> The exercise: Identify each line below containing the string "PageRankFAS" and copy it.

[Dataset entries]
====
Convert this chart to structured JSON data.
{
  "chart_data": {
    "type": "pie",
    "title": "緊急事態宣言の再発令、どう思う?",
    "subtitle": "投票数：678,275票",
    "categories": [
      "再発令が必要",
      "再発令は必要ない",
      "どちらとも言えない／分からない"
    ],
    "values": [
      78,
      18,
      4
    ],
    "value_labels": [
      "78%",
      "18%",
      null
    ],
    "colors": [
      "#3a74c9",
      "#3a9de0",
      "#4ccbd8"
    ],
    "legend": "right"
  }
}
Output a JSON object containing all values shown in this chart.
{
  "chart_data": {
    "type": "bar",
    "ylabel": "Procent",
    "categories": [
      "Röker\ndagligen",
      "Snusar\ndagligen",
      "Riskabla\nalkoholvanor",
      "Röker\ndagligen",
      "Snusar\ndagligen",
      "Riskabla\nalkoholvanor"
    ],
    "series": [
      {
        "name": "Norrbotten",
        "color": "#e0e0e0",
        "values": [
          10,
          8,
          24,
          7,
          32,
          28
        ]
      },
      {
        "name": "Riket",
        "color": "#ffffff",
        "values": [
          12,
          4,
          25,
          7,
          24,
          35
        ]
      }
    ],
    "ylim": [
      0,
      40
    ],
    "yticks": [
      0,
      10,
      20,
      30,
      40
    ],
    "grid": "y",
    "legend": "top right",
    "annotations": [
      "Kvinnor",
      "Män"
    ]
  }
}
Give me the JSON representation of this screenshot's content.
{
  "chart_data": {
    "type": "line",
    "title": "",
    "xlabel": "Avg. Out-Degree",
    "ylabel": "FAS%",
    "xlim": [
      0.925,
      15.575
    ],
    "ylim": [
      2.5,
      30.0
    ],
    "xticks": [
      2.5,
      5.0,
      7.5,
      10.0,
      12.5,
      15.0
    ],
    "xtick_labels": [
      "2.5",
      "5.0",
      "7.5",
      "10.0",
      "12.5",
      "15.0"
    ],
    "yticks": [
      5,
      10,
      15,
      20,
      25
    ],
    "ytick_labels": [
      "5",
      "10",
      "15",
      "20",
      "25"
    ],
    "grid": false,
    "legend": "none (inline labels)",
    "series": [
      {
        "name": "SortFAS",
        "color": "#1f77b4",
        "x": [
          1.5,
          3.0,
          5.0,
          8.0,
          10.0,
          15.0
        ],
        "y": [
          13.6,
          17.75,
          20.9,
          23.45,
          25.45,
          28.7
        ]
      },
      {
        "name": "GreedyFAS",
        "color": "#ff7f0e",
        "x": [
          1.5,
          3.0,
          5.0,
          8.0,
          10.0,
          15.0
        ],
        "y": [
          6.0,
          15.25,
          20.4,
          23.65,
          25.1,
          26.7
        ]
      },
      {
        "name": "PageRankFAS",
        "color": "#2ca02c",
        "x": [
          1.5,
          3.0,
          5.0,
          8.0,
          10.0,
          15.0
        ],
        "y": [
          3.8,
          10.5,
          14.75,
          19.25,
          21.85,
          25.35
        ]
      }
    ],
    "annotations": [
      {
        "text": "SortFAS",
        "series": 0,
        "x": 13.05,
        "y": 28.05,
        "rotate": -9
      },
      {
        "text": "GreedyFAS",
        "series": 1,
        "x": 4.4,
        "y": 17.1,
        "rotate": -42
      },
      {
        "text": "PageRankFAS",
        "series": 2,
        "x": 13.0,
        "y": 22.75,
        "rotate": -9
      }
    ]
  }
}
====
> Task output:
        "name": "PageRankFAS",
        "text": "PageRankFAS",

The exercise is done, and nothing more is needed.